__WORK TO COMPLETE__. Count the lines in the material below that contain the string "legend", treating uppercase and lowercase as distinct. Give only the number.

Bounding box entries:

● ● ●

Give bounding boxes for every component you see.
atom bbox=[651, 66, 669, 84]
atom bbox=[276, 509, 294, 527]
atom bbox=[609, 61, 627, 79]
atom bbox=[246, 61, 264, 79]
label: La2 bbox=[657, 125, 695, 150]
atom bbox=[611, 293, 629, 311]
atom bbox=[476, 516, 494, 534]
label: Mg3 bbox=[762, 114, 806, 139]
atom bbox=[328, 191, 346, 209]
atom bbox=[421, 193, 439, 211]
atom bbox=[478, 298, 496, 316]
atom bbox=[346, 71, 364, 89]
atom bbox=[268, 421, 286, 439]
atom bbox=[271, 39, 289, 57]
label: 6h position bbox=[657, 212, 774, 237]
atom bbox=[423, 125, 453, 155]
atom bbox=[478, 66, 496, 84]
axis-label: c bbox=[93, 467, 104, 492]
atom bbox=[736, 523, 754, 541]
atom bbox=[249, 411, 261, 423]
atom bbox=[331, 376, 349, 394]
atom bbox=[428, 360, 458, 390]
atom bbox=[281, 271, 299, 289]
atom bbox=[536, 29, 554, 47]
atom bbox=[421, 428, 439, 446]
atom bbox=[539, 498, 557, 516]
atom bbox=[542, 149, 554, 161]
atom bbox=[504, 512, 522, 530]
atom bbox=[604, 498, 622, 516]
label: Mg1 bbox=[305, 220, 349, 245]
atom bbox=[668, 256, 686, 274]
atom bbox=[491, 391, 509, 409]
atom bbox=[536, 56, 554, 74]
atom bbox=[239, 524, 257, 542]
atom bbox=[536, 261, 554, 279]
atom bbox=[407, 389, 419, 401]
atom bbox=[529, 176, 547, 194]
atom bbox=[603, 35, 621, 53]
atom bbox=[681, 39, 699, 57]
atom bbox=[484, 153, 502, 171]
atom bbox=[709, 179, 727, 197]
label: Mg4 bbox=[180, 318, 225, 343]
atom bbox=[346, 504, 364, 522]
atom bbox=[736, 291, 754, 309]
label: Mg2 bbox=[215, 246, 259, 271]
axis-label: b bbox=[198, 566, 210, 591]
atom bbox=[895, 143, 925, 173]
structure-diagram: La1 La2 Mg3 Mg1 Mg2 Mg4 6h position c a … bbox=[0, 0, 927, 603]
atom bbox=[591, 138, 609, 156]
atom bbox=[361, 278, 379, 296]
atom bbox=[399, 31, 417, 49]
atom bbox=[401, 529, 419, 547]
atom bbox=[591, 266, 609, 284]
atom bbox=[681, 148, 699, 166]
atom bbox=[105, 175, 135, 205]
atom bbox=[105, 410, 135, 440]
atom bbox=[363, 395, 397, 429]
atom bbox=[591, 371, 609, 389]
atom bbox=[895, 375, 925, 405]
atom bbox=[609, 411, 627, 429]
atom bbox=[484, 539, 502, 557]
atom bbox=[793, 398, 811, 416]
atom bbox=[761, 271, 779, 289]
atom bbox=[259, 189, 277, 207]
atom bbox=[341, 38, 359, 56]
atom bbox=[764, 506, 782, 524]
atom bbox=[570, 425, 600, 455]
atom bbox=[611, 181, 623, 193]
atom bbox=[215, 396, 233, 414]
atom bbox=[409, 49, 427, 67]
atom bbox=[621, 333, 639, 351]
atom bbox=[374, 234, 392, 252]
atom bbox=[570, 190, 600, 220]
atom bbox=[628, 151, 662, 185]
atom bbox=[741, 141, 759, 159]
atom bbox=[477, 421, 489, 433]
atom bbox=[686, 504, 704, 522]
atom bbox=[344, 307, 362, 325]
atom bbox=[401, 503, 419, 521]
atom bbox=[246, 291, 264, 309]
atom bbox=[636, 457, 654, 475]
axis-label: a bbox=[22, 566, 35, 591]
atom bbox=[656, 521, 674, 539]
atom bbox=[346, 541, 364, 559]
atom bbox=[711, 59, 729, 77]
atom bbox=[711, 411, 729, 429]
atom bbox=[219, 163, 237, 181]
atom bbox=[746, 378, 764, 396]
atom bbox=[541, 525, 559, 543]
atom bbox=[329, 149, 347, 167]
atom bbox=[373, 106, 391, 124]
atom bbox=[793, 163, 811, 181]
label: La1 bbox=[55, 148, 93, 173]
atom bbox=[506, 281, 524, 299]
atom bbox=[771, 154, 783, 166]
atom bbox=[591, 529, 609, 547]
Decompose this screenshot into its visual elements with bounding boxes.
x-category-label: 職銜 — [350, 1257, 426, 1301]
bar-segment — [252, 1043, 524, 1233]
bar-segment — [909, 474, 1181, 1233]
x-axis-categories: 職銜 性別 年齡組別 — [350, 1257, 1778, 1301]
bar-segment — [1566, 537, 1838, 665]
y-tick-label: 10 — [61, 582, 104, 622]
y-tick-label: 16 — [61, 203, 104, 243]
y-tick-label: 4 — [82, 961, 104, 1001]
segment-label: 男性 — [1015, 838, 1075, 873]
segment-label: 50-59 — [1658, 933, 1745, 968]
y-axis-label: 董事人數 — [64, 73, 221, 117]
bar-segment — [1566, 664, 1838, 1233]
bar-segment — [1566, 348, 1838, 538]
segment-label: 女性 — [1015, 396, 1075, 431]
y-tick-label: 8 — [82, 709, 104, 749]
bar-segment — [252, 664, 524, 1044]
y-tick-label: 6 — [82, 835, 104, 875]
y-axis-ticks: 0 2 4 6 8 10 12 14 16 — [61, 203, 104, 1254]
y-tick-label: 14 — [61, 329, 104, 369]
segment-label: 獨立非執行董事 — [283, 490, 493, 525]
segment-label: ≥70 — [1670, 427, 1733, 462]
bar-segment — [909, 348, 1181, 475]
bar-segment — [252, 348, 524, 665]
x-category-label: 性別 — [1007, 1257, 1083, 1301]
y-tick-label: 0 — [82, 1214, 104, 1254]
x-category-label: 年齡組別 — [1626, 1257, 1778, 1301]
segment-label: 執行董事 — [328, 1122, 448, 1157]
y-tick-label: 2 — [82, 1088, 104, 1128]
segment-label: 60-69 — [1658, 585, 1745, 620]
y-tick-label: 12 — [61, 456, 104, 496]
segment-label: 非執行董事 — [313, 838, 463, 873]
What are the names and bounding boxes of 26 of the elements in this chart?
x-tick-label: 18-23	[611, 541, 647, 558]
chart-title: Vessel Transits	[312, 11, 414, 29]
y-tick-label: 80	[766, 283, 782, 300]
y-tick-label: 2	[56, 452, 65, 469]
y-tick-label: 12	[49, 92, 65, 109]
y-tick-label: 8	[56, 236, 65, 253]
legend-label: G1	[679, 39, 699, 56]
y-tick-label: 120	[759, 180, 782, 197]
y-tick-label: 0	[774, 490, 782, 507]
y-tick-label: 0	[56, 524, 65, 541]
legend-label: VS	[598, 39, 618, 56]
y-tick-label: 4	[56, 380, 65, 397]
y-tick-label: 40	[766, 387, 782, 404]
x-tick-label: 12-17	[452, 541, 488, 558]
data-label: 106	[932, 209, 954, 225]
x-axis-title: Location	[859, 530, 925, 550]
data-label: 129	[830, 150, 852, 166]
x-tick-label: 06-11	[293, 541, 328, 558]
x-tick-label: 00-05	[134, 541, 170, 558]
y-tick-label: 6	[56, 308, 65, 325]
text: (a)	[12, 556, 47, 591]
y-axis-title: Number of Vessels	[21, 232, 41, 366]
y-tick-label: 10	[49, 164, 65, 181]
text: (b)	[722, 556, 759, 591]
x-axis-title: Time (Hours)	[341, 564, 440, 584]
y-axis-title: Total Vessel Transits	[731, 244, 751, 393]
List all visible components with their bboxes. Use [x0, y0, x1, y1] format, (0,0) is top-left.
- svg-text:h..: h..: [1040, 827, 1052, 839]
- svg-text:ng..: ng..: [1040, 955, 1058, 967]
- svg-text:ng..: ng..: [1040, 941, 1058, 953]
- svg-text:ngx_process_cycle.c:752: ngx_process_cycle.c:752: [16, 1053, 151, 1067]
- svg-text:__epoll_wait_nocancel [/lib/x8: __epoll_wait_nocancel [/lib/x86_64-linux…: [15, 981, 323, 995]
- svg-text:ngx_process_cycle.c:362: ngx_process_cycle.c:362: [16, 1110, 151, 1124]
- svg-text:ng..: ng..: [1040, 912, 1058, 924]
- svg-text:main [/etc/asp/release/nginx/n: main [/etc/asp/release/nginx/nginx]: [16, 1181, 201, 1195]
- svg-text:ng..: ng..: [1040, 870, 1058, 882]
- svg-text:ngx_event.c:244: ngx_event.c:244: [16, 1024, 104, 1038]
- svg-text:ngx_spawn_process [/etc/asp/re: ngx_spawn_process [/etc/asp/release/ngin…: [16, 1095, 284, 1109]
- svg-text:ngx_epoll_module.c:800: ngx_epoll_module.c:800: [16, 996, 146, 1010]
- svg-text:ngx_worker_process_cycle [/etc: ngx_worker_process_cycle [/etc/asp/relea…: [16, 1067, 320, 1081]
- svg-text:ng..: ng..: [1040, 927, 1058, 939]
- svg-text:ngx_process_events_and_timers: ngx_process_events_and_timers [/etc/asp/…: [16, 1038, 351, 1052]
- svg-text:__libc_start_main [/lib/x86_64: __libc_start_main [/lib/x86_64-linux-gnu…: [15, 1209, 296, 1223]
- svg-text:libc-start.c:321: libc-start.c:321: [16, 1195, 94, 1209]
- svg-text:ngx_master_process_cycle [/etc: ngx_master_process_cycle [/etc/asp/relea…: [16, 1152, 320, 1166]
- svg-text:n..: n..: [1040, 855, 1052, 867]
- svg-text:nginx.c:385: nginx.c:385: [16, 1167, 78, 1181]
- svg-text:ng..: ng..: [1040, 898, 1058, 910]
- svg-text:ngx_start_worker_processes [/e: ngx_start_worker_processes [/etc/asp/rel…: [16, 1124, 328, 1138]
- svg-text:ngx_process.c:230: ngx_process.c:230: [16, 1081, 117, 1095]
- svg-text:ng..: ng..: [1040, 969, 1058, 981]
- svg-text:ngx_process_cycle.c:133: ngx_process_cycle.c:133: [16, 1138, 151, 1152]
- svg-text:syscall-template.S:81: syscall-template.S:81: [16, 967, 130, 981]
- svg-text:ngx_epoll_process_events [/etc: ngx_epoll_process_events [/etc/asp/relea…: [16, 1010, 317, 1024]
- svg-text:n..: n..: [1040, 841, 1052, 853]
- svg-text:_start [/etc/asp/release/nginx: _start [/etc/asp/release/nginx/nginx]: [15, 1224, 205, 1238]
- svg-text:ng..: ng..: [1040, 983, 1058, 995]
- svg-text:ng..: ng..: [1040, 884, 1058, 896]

● ● ●

__SOLVED EXERCISE__. 2